» **Job**
Isolate every line in the data with the string "number" and copy it.

++++ Material for the task ++++

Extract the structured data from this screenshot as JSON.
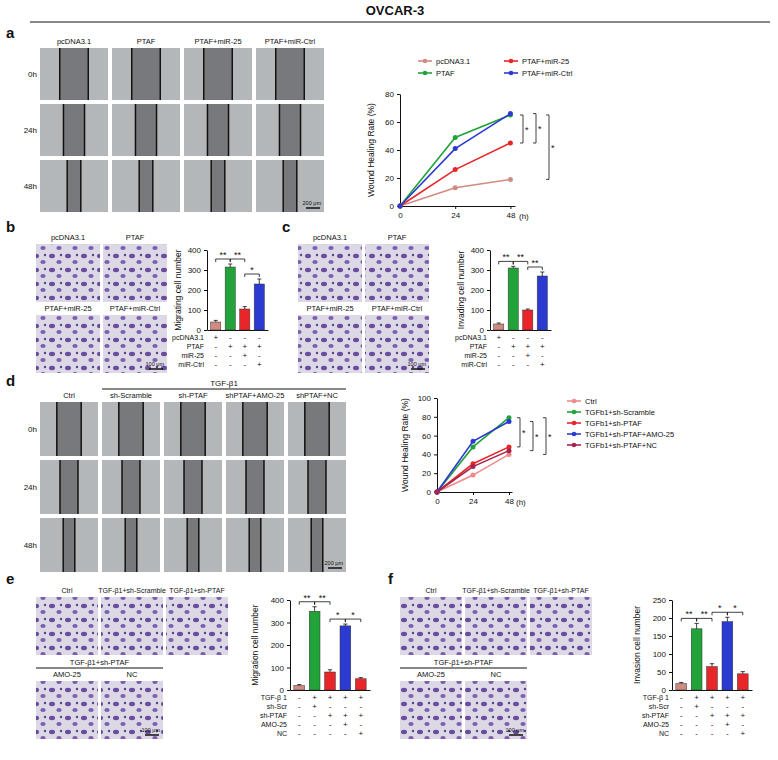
{
  "title": "OVCAR-3",
  "panels": [
    {
      "letter": "a",
      "columns": [
        "pcDNA3.1",
        "PTAF",
        "PTAF+miR-25",
        "PTAF+miR-Ctrl"
      ],
      "rows": [
        "0h",
        "24h",
        "48h"
      ],
      "scale_bar": "200 μm"
    },
    {
      "letter": "b",
      "images": [
        "pcDNA3.1",
        "PTAF",
        "PTAF+miR-25",
        "PTAF+miR-Ctrl"
      ],
      "scale_bar": "100 μm"
    },
    {
      "letter": "c",
      "images": [
        "pcDNA3.1",
        "PTAF",
        "PTAF+miR-25",
        "PTAF+miR-Ctrl"
      ],
      "scale_bar": "100 μm"
    },
    {
      "letter": "d",
      "group": "TGF-β1",
      "columns": [
        "Ctrl",
        "sh-Scramble",
        "sh-PTAF",
        "shPTAF+AMO-25",
        "shPTAF+NC"
      ],
      "rows": [
        "0h",
        "24h",
        "48h"
      ],
      "scale_bar": "200 μm"
    },
    {
      "letter": "e",
      "images": [
        "Ctrl",
        "TGF-β1+sh-Scramble",
        "TGF-β1+sh-PTAF"
      ],
      "group": "TGF-β1+sh-PTAF",
      "group_images": [
        "AMO-25",
        "NC"
      ],
      "scale_bar": "100 μm"
    },
    {
      "letter": "f",
      "images": [
        "Ctrl",
        "TGF-β1+sh-Scramble",
        "TGF-β1+sh-PTAF"
      ],
      "group": "TGF-β1+sh-PTAF",
      "group_images": [
        "AMO-25",
        "NC"
      ],
      "scale_bar": "100 μm"
    }
  ],
  "chart_data": [
    {
      "type": "line",
      "y_label": "Wound Healing Rate (%)",
      "x_label": "(h)",
      "x": [
        0,
        24,
        48
      ],
      "xlim": [
        0,
        50
      ],
      "xticks": [
        0,
        24,
        48
      ],
      "ylim": [
        0,
        80
      ],
      "yticks": [
        0,
        20,
        40,
        60,
        80
      ],
      "marker": "circle",
      "legend": "top",
      "grid": false,
      "series": [
        {
          "name": "pcDNA3.1",
          "color": "#d08a80",
          "values": [
            0,
            13,
            19
          ]
        },
        {
          "name": "PTAF",
          "color": "#22a33a",
          "values": [
            0,
            49,
            65
          ]
        },
        {
          "name": "PTAF+miR-25",
          "color": "#e8262a",
          "values": [
            0,
            26,
            45
          ]
        },
        {
          "name": "PTAF+miR-Ctrl",
          "color": "#2b3bd1",
          "values": [
            0,
            41,
            66
          ]
        }
      ],
      "significance": [
        {
          "between": [
            2,
            1
          ],
          "label": "*"
        },
        {
          "between": [
            2,
            3
          ],
          "label": "*"
        },
        {
          "between": [
            0,
            1
          ],
          "label": "*"
        }
      ]
    },
    {
      "type": "bar",
      "y_label": "Migrating cell number",
      "categories": [
        null,
        null,
        null,
        null
      ],
      "values": [
        40,
        315,
        105,
        230
      ],
      "errors": [
        8,
        15,
        12,
        25
      ],
      "colors": [
        "#d08a80",
        "#22a33a",
        "#e8262a",
        "#2b3bd1"
      ],
      "ylim": [
        0,
        400
      ],
      "yticks": [
        0,
        100,
        200,
        300,
        400
      ],
      "grid": false,
      "table": [
        {
          "label": "pcDNA3.1",
          "marks": [
            "+",
            "-",
            "-",
            "-"
          ]
        },
        {
          "label": "PTAF",
          "marks": [
            "-",
            "+",
            "+",
            "+"
          ]
        },
        {
          "label": "miR-25",
          "marks": [
            "-",
            "-",
            "+",
            "-"
          ]
        },
        {
          "label": "miR-Ctrl",
          "marks": [
            "-",
            "-",
            "-",
            "+"
          ]
        }
      ],
      "significance": [
        {
          "between": [
            0,
            1
          ],
          "label": "**"
        },
        {
          "between": [
            1,
            2
          ],
          "label": "**"
        },
        {
          "between": [
            2,
            3
          ],
          "label": "*"
        }
      ]
    },
    {
      "type": "bar",
      "y_label": "Invading cell number",
      "categories": [
        null,
        null,
        null,
        null
      ],
      "values": [
        30,
        310,
        100,
        270
      ],
      "errors": [
        5,
        8,
        5,
        20
      ],
      "colors": [
        "#d08a80",
        "#22a33a",
        "#e8262a",
        "#2b3bd1"
      ],
      "ylim": [
        0,
        400
      ],
      "yticks": [
        0,
        100,
        200,
        300,
        400
      ],
      "grid": false,
      "table": [
        {
          "label": "pcDNA3.1",
          "marks": [
            "+",
            "-",
            "-",
            "-"
          ]
        },
        {
          "label": "PTAF",
          "marks": [
            "-",
            "+",
            "+",
            "+"
          ]
        },
        {
          "label": "miR-25",
          "marks": [
            "-",
            "-",
            "+",
            "-"
          ]
        },
        {
          "label": "miR-Ctrl",
          "marks": [
            "-",
            "-",
            "-",
            "+"
          ]
        }
      ],
      "significance": [
        {
          "between": [
            0,
            1
          ],
          "label": "**"
        },
        {
          "between": [
            1,
            2
          ],
          "label": "**"
        },
        {
          "between": [
            2,
            3
          ],
          "label": "**"
        }
      ]
    },
    {
      "type": "line",
      "y_label": "Wound Healing Rate (%)",
      "x_label": "(h)",
      "x": [
        0,
        24,
        48
      ],
      "xlim": [
        0,
        50
      ],
      "xticks": [
        0,
        24,
        48
      ],
      "ylim": [
        0,
        100
      ],
      "yticks": [
        0,
        20,
        40,
        60,
        80,
        100
      ],
      "marker": "circle",
      "legend": "right",
      "grid": false,
      "series": [
        {
          "name": "Ctrl",
          "color": "#f08a8a",
          "values": [
            0,
            18,
            40
          ]
        },
        {
          "name": "TGFb1+sh-Scramble",
          "color": "#22a33a",
          "values": [
            0,
            48,
            79
          ]
        },
        {
          "name": "TGFb1+sh-PTAF",
          "color": "#e8262a",
          "values": [
            0,
            30,
            48
          ]
        },
        {
          "name": "TGFb1+sh-PTAF+AMO-25",
          "color": "#2b3bd1",
          "values": [
            0,
            54,
            75
          ]
        },
        {
          "name": "TGFb1+sh-PTAF+NC",
          "color": "#a3264f",
          "values": [
            0,
            27,
            44
          ]
        }
      ],
      "significance": [
        {
          "between": [
            2,
            1
          ],
          "label": "*"
        },
        {
          "between": [
            4,
            3
          ],
          "label": "*"
        },
        {
          "between": [
            0,
            1
          ],
          "label": "*"
        }
      ]
    },
    {
      "type": "bar",
      "y_label": "Migration cell number",
      "categories": [
        null,
        null,
        null,
        null,
        null
      ],
      "values": [
        20,
        350,
        80,
        285,
        50
      ],
      "errors": [
        4,
        20,
        10,
        8,
        5
      ],
      "colors": [
        "#d08a80",
        "#22a33a",
        "#e8262a",
        "#2b3bd1",
        "#e8262a"
      ],
      "ylim": [
        0,
        400
      ],
      "yticks": [
        0,
        100,
        200,
        300,
        400
      ],
      "grid": false,
      "table": [
        {
          "label": "TGF-β 1",
          "marks": [
            "-",
            "+",
            "+",
            "+",
            "+"
          ]
        },
        {
          "label": "sh-Scr",
          "marks": [
            "-",
            "+",
            "-",
            "-",
            "-"
          ]
        },
        {
          "label": "sh-PTAF",
          "marks": [
            "-",
            "-",
            "+",
            "+",
            "+"
          ]
        },
        {
          "label": "AMO-25",
          "marks": [
            "-",
            "-",
            "-",
            "+",
            "-"
          ]
        },
        {
          "label": "NC",
          "marks": [
            "-",
            "-",
            "-",
            "-",
            "+"
          ]
        }
      ],
      "significance": [
        {
          "between": [
            0,
            1
          ],
          "label": "**"
        },
        {
          "between": [
            1,
            2
          ],
          "label": "**"
        },
        {
          "between": [
            2,
            3
          ],
          "label": "*"
        },
        {
          "between": [
            3,
            4
          ],
          "label": "*"
        }
      ]
    },
    {
      "type": "bar",
      "y_label": "Invasion cell number",
      "categories": [
        null,
        null,
        null,
        null,
        null
      ],
      "values": [
        18,
        170,
        65,
        190,
        45
      ],
      "errors": [
        3,
        15,
        8,
        12,
        6
      ],
      "colors": [
        "#d08a80",
        "#22a33a",
        "#e8262a",
        "#2b3bd1",
        "#e8262a"
      ],
      "ylim": [
        0,
        250
      ],
      "yticks": [
        0,
        50,
        100,
        150,
        200,
        250
      ],
      "grid": false,
      "table": [
        {
          "label": "TGF-β 1",
          "marks": [
            "-",
            "+",
            "+",
            "+",
            "+"
          ]
        },
        {
          "label": "sh-Scr",
          "marks": [
            "-",
            "+",
            "-",
            "-",
            "-"
          ]
        },
        {
          "label": "sh-PTAF",
          "marks": [
            "-",
            "-",
            "+",
            "+",
            "+"
          ]
        },
        {
          "label": "AMO-25",
          "marks": [
            "-",
            "-",
            "-",
            "+",
            "-"
          ]
        },
        {
          "label": "NC",
          "marks": [
            "-",
            "-",
            "-",
            "-",
            "+"
          ]
        }
      ],
      "significance": [
        {
          "between": [
            0,
            1
          ],
          "label": "**"
        },
        {
          "between": [
            1,
            2
          ],
          "label": "**"
        },
        {
          "between": [
            2,
            3
          ],
          "label": "*"
        },
        {
          "between": [
            3,
            4
          ],
          "label": "*"
        }
      ]
    }
  ]
}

++++

» **Result**
      "y_label": "Migrating cell number",
      "y_label": "Invading cell number",
      "y_label": "Migration cell number",
      "y_label": "Invasion cell number",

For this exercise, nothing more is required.